◆ Extracted material

+-------+

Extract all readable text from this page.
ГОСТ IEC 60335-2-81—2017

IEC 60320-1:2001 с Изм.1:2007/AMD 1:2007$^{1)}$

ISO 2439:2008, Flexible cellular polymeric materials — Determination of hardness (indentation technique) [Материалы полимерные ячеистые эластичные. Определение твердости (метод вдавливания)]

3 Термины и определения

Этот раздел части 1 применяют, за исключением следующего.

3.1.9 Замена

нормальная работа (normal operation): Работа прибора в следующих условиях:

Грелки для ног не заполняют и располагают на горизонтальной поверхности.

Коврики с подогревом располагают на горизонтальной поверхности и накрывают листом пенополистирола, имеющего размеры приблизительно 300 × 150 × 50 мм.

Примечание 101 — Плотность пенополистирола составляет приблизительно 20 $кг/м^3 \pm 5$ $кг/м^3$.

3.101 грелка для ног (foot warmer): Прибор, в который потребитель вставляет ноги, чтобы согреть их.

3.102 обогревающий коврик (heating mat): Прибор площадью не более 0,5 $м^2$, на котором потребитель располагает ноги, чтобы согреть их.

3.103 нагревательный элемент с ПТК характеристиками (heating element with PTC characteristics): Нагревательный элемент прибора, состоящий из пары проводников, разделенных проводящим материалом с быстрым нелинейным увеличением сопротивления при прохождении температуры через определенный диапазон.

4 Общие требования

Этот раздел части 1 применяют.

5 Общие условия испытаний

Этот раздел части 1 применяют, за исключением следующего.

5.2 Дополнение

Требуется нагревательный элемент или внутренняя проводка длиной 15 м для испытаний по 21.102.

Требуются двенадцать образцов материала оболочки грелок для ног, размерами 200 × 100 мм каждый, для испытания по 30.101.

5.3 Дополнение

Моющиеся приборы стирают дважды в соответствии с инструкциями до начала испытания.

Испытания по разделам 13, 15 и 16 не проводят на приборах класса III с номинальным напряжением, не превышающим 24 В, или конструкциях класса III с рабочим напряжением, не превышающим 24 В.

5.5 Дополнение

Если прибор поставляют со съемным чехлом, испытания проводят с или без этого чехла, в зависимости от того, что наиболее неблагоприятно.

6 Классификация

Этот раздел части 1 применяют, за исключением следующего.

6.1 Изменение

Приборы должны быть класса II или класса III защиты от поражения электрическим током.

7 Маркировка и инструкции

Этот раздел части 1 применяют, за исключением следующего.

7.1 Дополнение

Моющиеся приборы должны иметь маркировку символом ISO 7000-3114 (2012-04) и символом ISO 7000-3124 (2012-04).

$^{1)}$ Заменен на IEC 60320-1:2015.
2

+-------+

◆ Do this
Report each line in the data that holds the word "горизонтальной".

◆ Result of this exercise
Грелки для ног не заполняют и располагают на горизонтальной поверхности.
Коврики с подогревом располагают на горизонтальной поверхности и накрывают листом пенополистирола, имеющего размеры приблизительно 300 × 150 × 50 мм.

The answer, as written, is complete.